Collect all lines from the listing that include the string "useful".

Figure dataset records
--
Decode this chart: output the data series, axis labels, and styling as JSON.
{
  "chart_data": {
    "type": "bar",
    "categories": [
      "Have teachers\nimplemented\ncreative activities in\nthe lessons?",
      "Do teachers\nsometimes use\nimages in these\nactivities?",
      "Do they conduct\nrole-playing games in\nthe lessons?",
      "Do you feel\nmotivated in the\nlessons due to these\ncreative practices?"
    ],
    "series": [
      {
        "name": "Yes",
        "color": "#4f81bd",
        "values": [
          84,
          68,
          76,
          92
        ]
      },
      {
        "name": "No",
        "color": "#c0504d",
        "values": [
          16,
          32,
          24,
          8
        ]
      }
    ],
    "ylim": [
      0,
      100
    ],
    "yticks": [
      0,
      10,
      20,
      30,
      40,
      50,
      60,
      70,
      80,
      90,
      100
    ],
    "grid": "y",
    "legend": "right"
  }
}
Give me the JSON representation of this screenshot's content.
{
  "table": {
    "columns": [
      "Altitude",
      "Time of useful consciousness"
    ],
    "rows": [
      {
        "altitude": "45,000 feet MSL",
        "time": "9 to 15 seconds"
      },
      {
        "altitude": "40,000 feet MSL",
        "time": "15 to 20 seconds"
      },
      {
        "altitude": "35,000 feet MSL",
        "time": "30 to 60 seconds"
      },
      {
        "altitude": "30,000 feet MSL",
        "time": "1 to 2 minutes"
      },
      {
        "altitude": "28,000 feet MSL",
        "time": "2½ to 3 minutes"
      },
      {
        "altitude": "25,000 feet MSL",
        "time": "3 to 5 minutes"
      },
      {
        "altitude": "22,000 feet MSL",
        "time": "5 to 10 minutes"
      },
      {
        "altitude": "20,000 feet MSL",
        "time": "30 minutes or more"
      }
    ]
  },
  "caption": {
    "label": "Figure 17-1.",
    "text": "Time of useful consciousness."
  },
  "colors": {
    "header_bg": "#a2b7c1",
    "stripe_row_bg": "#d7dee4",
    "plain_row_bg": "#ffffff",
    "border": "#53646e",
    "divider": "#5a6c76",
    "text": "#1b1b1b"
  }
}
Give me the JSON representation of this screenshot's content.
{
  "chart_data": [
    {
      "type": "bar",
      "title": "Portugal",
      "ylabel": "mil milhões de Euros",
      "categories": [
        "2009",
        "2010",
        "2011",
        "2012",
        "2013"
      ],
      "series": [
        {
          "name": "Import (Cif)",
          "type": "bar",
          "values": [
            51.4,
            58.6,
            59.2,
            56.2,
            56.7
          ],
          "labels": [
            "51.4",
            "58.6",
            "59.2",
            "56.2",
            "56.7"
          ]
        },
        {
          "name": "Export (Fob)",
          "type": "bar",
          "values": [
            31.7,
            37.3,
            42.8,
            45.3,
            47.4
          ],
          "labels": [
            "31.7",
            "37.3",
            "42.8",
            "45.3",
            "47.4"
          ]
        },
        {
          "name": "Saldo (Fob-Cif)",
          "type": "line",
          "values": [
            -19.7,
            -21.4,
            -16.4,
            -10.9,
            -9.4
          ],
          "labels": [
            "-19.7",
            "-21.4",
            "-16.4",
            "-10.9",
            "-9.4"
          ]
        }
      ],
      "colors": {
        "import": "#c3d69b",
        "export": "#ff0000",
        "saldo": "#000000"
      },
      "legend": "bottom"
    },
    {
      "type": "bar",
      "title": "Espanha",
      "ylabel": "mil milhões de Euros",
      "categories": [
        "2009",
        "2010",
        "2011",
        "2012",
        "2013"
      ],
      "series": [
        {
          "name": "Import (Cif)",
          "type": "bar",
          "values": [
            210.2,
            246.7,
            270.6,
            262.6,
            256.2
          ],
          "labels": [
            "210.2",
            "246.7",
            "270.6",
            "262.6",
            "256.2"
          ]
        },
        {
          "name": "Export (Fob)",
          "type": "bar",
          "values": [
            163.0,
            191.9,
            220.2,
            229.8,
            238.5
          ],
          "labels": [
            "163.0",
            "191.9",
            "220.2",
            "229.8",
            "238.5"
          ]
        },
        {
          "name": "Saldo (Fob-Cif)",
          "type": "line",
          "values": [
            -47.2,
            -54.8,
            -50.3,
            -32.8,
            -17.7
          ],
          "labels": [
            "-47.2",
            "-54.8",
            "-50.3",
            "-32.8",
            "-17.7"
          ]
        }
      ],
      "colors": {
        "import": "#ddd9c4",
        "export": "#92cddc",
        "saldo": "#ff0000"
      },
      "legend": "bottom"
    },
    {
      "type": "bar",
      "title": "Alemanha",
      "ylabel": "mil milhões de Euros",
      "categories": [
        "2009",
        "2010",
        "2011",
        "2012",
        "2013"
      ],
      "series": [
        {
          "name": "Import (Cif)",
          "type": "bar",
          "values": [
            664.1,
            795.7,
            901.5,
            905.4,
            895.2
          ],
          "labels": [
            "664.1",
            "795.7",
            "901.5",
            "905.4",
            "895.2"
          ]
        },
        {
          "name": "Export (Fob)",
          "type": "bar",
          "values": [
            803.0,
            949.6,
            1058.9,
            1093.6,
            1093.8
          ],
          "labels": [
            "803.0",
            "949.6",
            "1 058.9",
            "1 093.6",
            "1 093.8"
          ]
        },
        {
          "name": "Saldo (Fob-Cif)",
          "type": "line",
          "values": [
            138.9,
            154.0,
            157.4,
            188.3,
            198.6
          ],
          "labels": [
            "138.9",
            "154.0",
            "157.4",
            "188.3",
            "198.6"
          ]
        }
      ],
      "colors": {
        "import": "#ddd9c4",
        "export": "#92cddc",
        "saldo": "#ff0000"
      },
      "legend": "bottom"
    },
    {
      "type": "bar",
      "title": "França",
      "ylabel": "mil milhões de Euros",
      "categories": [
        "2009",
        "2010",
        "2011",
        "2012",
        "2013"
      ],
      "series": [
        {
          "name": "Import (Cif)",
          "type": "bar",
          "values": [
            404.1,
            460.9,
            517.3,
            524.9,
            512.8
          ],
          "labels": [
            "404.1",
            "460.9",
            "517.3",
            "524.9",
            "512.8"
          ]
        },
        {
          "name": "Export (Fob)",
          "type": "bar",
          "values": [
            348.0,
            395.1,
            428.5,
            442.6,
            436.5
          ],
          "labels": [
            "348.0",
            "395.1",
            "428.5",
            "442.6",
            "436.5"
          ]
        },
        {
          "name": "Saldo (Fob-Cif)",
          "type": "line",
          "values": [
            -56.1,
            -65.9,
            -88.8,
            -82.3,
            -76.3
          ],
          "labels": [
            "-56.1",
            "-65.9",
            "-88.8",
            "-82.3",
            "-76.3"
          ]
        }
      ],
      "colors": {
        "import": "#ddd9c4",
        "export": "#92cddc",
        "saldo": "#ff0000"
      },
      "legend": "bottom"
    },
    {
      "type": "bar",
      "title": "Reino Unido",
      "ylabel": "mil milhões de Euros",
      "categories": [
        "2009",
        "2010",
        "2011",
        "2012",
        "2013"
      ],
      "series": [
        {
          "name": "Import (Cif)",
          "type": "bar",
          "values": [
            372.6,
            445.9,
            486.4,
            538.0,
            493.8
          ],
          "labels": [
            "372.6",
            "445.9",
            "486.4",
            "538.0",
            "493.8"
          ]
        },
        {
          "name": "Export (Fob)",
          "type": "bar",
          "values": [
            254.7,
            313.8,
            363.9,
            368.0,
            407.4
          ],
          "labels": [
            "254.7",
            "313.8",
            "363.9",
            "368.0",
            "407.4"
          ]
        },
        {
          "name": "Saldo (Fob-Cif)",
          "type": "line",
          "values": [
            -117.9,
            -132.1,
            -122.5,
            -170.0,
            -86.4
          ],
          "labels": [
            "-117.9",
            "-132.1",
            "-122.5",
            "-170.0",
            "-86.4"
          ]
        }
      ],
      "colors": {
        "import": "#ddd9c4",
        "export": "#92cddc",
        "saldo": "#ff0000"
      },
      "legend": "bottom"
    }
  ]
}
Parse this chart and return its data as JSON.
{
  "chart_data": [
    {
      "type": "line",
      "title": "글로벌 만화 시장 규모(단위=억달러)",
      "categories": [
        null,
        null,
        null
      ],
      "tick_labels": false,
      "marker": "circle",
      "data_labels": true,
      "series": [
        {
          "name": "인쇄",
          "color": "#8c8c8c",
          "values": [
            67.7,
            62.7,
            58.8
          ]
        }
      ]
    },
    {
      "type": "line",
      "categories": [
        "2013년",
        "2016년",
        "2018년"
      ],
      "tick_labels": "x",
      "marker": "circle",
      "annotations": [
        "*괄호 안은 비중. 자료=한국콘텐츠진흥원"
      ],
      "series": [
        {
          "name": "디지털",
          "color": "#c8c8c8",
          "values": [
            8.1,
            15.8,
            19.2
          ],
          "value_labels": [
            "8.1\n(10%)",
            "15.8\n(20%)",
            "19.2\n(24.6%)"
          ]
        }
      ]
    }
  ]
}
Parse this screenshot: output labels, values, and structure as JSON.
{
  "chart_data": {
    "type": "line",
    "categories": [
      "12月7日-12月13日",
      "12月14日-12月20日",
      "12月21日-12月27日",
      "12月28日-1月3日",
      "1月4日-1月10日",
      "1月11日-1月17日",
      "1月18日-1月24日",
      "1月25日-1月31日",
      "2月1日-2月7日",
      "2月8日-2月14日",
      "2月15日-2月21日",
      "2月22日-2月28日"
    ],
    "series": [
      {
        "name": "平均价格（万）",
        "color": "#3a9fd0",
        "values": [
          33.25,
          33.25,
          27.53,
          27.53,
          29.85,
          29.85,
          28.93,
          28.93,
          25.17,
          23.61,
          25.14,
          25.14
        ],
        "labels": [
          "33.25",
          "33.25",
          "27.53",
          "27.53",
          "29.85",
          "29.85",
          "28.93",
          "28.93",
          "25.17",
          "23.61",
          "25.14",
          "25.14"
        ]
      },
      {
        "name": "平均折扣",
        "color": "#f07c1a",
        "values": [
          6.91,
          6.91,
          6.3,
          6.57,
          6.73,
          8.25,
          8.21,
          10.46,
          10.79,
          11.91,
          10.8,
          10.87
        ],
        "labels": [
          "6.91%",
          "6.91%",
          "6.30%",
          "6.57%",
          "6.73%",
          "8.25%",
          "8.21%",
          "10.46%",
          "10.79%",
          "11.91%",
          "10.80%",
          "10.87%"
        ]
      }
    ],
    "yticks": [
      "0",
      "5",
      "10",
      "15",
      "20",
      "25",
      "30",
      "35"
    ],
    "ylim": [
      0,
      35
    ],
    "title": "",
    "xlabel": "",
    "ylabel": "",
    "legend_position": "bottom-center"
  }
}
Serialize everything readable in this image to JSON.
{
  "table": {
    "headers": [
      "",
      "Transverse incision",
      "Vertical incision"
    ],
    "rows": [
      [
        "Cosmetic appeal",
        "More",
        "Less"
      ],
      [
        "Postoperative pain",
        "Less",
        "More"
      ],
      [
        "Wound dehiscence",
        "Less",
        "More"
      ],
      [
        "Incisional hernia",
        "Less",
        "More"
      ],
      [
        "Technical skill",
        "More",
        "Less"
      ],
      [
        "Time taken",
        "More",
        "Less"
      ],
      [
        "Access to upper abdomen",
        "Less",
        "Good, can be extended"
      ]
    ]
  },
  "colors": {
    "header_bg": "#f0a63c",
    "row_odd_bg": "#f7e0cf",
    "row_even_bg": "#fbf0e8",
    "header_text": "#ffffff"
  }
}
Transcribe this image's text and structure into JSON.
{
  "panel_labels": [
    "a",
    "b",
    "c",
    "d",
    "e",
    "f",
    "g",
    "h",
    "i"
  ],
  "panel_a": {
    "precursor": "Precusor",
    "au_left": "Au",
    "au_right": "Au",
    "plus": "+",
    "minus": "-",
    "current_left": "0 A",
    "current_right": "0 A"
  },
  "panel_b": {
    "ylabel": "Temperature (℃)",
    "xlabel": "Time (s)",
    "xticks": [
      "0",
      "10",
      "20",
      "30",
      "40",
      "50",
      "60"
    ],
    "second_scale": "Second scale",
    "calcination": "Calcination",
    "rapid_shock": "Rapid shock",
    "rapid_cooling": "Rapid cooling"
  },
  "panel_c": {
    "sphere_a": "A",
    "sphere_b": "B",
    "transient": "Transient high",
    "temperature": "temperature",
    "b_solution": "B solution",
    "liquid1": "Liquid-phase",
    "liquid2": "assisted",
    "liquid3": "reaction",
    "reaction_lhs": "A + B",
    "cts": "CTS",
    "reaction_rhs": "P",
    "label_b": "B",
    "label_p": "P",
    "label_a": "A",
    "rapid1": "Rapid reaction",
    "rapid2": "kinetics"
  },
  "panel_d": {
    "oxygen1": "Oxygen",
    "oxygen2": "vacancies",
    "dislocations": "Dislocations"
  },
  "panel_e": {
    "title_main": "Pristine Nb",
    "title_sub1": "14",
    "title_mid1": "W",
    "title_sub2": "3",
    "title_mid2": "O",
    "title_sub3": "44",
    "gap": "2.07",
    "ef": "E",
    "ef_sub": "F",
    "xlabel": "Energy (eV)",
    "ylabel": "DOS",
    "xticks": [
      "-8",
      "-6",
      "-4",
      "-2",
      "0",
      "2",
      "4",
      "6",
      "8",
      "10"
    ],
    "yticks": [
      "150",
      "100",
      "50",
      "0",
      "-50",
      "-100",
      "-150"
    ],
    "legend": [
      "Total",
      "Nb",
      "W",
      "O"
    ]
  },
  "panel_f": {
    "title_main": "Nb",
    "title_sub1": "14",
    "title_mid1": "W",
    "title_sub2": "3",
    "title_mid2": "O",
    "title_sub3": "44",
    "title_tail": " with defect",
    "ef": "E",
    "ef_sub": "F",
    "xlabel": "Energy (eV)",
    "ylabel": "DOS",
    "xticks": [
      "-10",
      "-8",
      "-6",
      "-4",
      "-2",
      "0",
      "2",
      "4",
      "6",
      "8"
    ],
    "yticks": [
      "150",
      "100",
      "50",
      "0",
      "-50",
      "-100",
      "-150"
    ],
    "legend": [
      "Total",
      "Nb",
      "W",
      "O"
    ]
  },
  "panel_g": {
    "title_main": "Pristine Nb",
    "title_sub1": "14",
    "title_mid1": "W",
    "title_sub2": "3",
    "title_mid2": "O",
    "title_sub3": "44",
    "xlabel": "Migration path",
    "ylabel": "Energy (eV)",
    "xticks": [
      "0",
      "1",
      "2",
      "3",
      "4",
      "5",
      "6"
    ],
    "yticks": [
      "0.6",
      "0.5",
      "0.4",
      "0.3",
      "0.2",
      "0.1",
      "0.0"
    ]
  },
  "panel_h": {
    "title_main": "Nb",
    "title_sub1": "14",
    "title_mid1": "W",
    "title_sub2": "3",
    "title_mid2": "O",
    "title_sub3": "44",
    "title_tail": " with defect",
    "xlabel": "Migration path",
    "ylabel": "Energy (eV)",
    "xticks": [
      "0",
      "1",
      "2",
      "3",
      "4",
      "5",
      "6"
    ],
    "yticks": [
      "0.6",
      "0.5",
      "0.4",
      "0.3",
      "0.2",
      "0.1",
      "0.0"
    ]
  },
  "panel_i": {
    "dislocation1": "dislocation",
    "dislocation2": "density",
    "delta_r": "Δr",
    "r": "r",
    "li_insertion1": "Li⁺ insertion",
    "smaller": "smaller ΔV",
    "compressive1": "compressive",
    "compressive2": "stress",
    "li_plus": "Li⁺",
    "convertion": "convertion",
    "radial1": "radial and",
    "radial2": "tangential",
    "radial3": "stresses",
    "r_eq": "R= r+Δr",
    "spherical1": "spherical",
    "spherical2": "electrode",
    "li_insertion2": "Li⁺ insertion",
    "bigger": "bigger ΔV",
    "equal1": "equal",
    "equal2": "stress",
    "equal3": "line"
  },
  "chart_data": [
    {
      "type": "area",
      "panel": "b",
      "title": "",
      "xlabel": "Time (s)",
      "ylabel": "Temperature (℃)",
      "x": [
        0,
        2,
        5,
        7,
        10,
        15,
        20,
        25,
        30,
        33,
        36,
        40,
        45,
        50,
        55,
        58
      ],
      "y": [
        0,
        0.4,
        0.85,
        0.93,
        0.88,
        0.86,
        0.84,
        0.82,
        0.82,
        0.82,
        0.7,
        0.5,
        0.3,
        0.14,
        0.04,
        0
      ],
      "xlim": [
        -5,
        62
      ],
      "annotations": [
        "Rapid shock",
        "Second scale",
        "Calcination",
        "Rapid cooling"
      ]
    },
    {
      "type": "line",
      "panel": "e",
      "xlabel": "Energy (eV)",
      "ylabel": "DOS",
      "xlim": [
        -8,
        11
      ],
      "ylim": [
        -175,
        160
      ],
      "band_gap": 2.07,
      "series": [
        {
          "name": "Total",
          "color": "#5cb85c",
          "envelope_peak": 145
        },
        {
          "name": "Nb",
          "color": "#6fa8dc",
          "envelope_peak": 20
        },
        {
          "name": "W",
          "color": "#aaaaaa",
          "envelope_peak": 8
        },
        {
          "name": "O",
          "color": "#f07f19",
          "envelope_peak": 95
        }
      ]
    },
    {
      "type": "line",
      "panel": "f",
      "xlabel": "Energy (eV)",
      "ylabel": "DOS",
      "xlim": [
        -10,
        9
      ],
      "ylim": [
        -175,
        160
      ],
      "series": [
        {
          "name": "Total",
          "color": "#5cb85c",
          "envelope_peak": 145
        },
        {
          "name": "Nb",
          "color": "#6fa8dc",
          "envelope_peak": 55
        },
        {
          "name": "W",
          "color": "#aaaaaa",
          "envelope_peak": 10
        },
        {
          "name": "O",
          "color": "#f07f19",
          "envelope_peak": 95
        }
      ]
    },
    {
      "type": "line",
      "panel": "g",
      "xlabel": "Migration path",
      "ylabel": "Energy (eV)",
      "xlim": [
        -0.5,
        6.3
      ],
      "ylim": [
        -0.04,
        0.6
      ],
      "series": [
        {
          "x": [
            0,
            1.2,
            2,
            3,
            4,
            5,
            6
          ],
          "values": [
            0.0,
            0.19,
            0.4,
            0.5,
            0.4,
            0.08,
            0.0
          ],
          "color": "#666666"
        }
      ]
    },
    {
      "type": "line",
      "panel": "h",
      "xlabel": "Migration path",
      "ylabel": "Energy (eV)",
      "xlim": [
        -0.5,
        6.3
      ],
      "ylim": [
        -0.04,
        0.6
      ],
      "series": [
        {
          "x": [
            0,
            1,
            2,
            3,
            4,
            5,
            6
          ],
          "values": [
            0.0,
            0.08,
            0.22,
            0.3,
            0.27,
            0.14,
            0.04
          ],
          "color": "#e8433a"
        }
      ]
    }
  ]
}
--
▶ **Finished exercise**
      "Time of useful consciousness"
    "text": "Time of useful consciousness."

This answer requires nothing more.